Collected data entries:

• • • • • • •

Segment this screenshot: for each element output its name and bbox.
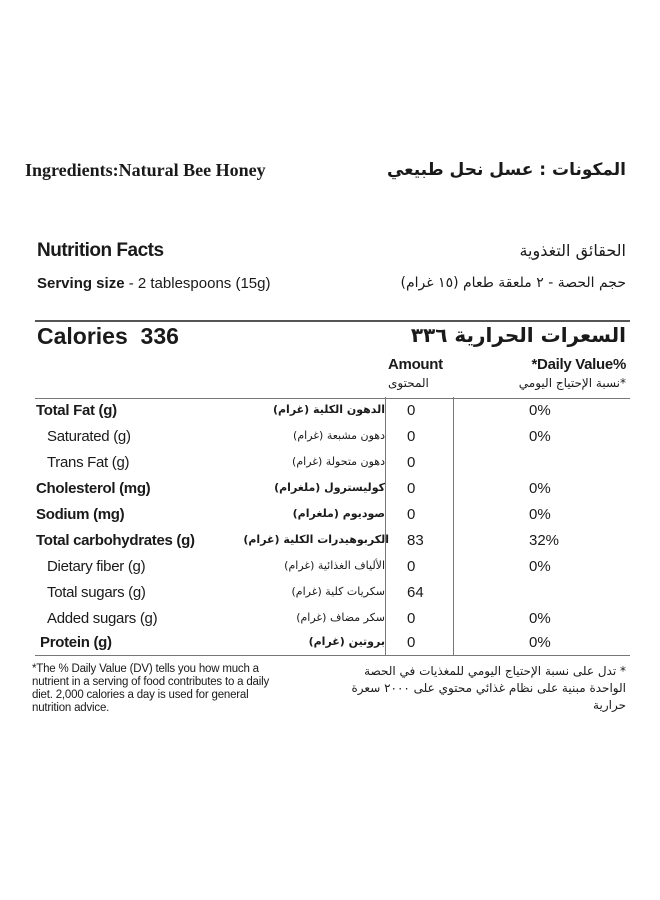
serving-size-arabic: حجم الحصة - ٢ ملعقة طعام (١٥ غرام) bbox=[400, 275, 626, 291]
nutrient-amount: 0 bbox=[407, 428, 416, 445]
nutrient-name: Sodium (mg) bbox=[36, 506, 125, 523]
nutrient-name: Trans Fat (g) bbox=[47, 454, 130, 471]
table-row bbox=[35, 477, 630, 503]
top-divider bbox=[35, 320, 630, 322]
ingredients-english: Ingredients:Natural Bee Honey bbox=[25, 160, 266, 180]
nutrient-name-arabic: سكر مضاف (غرام) bbox=[296, 611, 385, 624]
ingredients-arabic: المكونات : عسل نحل طبيعي bbox=[386, 160, 626, 180]
nutrient-amount: 0 bbox=[407, 506, 416, 523]
daily-value-footnote-arabic: * تدل على نسبة الإحتياج اليومي للمغذيات في الحصة الواحدة مبنية على نظام غذائي محتوي على ٢٠٠٠ سعرة حرارية bbox=[351, 664, 626, 712]
nutrient-name-arabic: صوديوم (ملغرام) bbox=[292, 507, 385, 520]
calories-arabic: السعرات الحرارية ٣٣٦ bbox=[410, 323, 626, 347]
nutrient-amount: 0 bbox=[407, 610, 416, 627]
table-row bbox=[35, 607, 630, 633]
table-row bbox=[35, 631, 630, 657]
serving-size bbox=[37, 275, 270, 292]
table-row bbox=[35, 425, 630, 451]
nutrient-name-arabic: الدهون الكلية (غرام) bbox=[272, 403, 385, 416]
nutrient-name: Added sugars (g) bbox=[47, 610, 158, 627]
nutrition-facts-title: Nutrition Facts bbox=[37, 240, 164, 261]
nutrient-name-arabic: الألياف الغذائية (غرام) bbox=[284, 559, 385, 572]
table-row bbox=[35, 581, 630, 607]
serving-size-value: - 2 tablespoons (15g) bbox=[128, 275, 271, 292]
nutrient-amount: 0 bbox=[407, 454, 416, 471]
nutrient-daily-value: 32% bbox=[529, 532, 560, 549]
nutrient-amount: 0 bbox=[407, 634, 416, 651]
nutrient-name: Total Fat (g) bbox=[36, 402, 117, 419]
nutrient-daily-value: 0% bbox=[529, 506, 551, 523]
table-row bbox=[35, 529, 630, 555]
serving-size-label: Serving size bbox=[37, 275, 125, 292]
nutrient-name: Total sugars (g) bbox=[47, 584, 146, 601]
nutrient-amount: 64 bbox=[407, 584, 424, 601]
nutrient-amount: 0 bbox=[407, 558, 416, 575]
nutrient-name: Protein (g) bbox=[40, 634, 112, 651]
nutrient-name: Total carbohydrates (g) bbox=[36, 532, 195, 549]
nutrient-name-arabic: الكربوهيدرات الكلية (غرام) bbox=[243, 533, 389, 546]
nutrient-daily-value: 0% bbox=[529, 558, 551, 575]
nutrient-amount: 0 bbox=[407, 402, 416, 419]
nutrient-name-arabic: بروتين (غرام) bbox=[308, 635, 385, 648]
calories: Calories 336 bbox=[37, 323, 179, 349]
nutrient-name: Saturated (g) bbox=[47, 428, 131, 445]
nutrient-name: Dietary fiber (g) bbox=[47, 558, 146, 575]
table-row bbox=[35, 399, 630, 425]
nutrient-daily-value: 0% bbox=[529, 402, 551, 419]
nutrient-daily-value: 0% bbox=[529, 610, 551, 627]
daily-value-header-arabic: *نسبة الإحتياج اليومي bbox=[518, 376, 626, 390]
nutrient-name-arabic: سكريات كلية (غرام) bbox=[291, 585, 385, 598]
daily-value-footnote: *The % Daily Value (DV) tells you how much a nutrient in a serving of food contributes to a daily diet. 2,000 calories a day is used for general nutrition advice. bbox=[32, 663, 269, 714]
table-row bbox=[35, 451, 630, 477]
amount-header: Amount bbox=[388, 356, 443, 373]
nutrient-name-arabic: كوليسترول (ملغرام) bbox=[274, 481, 385, 494]
table-row bbox=[35, 503, 630, 529]
amount-header-arabic: المحتوى bbox=[388, 376, 429, 390]
table-bottom-divider bbox=[35, 655, 630, 656]
nutrient-name: Cholesterol (mg) bbox=[36, 480, 151, 497]
nutrient-amount: 0 bbox=[407, 480, 416, 497]
nutrient-name-arabic: دهون مشبعة (غرام) bbox=[293, 429, 385, 442]
nutrient-name-arabic: دهون متحولة (غرام) bbox=[292, 455, 385, 468]
nutrient-daily-value: 0% bbox=[529, 634, 551, 651]
nutrient-daily-value: 0% bbox=[529, 480, 551, 497]
nutrition-facts-title-arabic: الحقائق التغذوية bbox=[519, 241, 626, 260]
table-row bbox=[35, 555, 630, 581]
nutrient-amount: 83 bbox=[407, 532, 424, 549]
nutrient-daily-value: 0% bbox=[529, 428, 551, 445]
daily-value-header: *Daily Value% bbox=[531, 356, 626, 373]
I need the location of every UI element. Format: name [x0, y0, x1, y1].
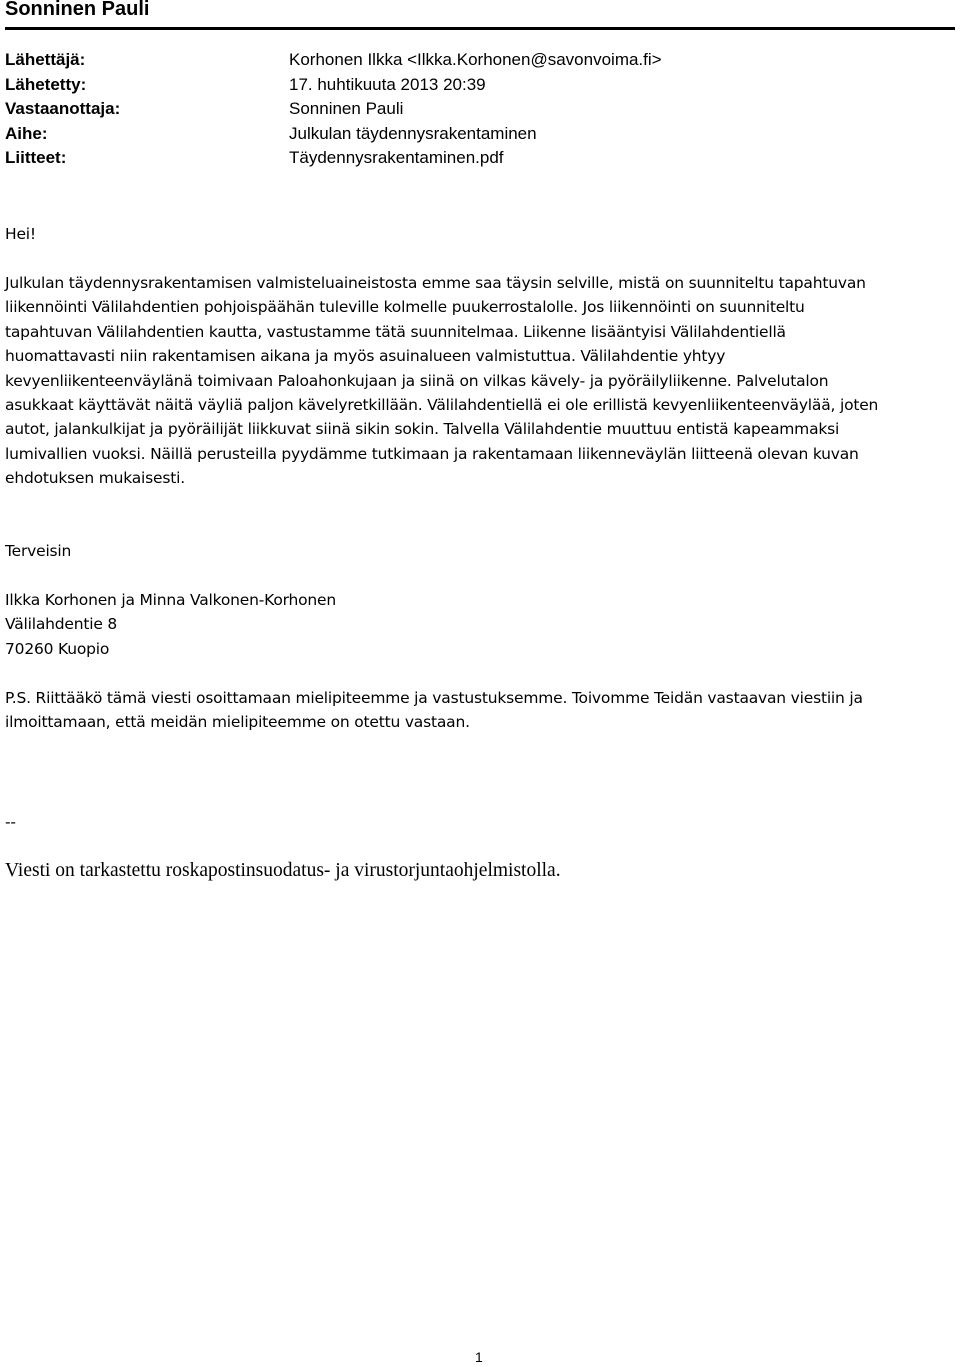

• • • • • • •

_What you are asked to do_: Pull out every line in the data above that has the word "الكلية".

_Written response_:
nutrient-name-arabic: الدهون الكلية (غرام) bbox=[272, 403, 385, 416]
nutrient-name-arabic: الكربوهيدرات الكلية (غرام) bbox=[243, 533, 389, 546]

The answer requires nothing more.